Data excerpts:

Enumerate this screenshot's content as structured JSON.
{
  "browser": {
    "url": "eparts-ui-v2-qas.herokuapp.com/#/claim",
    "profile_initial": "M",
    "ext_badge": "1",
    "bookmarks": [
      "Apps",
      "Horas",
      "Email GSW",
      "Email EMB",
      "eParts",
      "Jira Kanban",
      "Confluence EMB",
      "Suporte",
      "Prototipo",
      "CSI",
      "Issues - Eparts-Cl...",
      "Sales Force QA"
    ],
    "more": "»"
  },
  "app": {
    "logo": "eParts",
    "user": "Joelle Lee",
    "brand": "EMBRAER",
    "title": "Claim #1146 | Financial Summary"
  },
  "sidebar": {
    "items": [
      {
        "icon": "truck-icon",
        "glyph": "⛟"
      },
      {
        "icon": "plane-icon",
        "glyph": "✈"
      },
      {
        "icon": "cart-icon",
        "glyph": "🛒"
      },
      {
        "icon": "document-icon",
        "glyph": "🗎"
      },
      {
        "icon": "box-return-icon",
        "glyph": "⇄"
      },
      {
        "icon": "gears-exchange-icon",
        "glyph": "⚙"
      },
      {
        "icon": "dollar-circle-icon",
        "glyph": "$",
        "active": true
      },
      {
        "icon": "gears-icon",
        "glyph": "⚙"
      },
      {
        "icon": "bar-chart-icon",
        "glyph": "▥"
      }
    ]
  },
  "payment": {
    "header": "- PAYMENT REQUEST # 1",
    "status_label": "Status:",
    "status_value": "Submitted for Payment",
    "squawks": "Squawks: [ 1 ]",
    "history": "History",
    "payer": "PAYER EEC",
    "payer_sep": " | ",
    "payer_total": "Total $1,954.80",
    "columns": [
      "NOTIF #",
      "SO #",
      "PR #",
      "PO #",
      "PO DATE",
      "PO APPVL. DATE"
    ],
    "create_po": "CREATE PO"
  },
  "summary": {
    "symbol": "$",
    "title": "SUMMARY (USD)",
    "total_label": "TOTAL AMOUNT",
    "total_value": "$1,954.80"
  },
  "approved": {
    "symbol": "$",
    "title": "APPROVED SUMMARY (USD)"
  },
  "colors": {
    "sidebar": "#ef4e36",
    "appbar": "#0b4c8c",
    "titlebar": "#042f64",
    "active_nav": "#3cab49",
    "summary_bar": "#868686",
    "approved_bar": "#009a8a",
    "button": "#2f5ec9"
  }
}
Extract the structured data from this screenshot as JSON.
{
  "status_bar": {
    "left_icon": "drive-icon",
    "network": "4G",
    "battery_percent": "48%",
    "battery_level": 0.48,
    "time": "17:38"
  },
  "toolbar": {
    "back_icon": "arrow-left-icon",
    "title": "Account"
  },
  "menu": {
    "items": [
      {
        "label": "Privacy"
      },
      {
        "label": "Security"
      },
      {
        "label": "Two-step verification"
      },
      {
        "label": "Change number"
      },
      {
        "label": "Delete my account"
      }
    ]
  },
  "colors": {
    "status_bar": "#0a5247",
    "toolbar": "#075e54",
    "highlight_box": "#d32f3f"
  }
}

> [SET TASK] Retype each record exactly, leaving nothing out.

> [FINAL RESULT]
Enumerate this screenshot's content as structured JSON.
{
  "browser": {
    "url": "eparts-ui-v2-qas.herokuapp.com/#/claim",
    "profile_initial": "M",
    "ext_badge": "1",
    "bookmarks": [
      "Apps",
      "Horas",
      "Email GSW",
      "Email EMB",
      "eParts",
      "Jira Kanban",
      "Confluence EMB",
      "Suporte",
      "Prototipo",
      "CSI",
      "Issues - Eparts-Cl...",
      "Sales Force QA"
    ],
    "more": "»"
  },
  "app": {
    "logo": "eParts",
    "user": "Joelle Lee",
    "brand": "EMBRAER",
    "title": "Claim #1146 | Financial Summary"
  },
  "sidebar": {
    "items": [
      {
        "icon": "truck-icon",
        "glyph": "⛟"
      },
      {
        "icon": "plane-icon",
        "glyph": "✈"
      },
      {
        "icon": "cart-icon",
        "glyph": "🛒"
      },
      {
        "icon": "document-icon",
        "glyph": "🗎"
      },
      {
        "icon": "box-return-icon",
        "glyph": "⇄"
      },
      {
        "icon": "gears-exchange-icon",
        "glyph": "⚙"
      },
      {
        "icon": "dollar-circle-icon",
        "glyph": "$",
        "active": true
      },
      {
        "icon": "gears-icon",
        "glyph": "⚙"
      },
      {
        "icon": "bar-chart-icon",
        "glyph": "▥"
      }
    ]
  },
  "payment": {
    "header": "- PAYMENT REQUEST # 1",
    "status_label": "Status:",
    "status_value": "Submitted for Payment",
    "squawks": "Squawks: [ 1 ]",
    "history": "History",
    "payer": "PAYER EEC",
    "payer_sep": " | ",
    "payer_total": "Total $1,954.80",
    "columns": [
      "NOTIF #",
      "SO #",
      "PR #",
      "PO #",
      "PO DATE",
      "PO APPVL. DATE"
    ],
    "create_po": "CREATE PO"
  },
  "summary": {
    "symbol": "$",
    "title": "SUMMARY (USD)",
    "total_label": "TOTAL AMOUNT",
    "total_value": "$1,954.80"
  },
  "approved": {
    "symbol": "$",
    "title": "APPROVED SUMMARY (USD)"
  },
  "colors": {
    "sidebar": "#ef4e36",
    "appbar": "#0b4c8c",
    "titlebar": "#042f64",
    "active_nav": "#3cab49",
    "summary_bar": "#868686",
    "approved_bar": "#009a8a",
    "button": "#2f5ec9"
  }
}
Extract the structured data from this screenshot as JSON.
{
  "status_bar": {
    "left_icon": "drive-icon",
    "network": "4G",
    "battery_percent": "48%",
    "battery_level": 0.48,
    "time": "17:38"
  },
  "toolbar": {
    "back_icon": "arrow-left-icon",
    "title": "Account"
  },
  "menu": {
    "items": [
      {
        "label": "Privacy"
      },
      {
        "label": "Security"
      },
      {
        "label": "Two-step verification"
      },
      {
        "label": "Change number"
      },
      {
        "label": "Delete my account"
      }
    ]
  },
  "colors": {
    "status_bar": "#0a5247",
    "toolbar": "#075e54",
    "highlight_box": "#d32f3f"
  }
}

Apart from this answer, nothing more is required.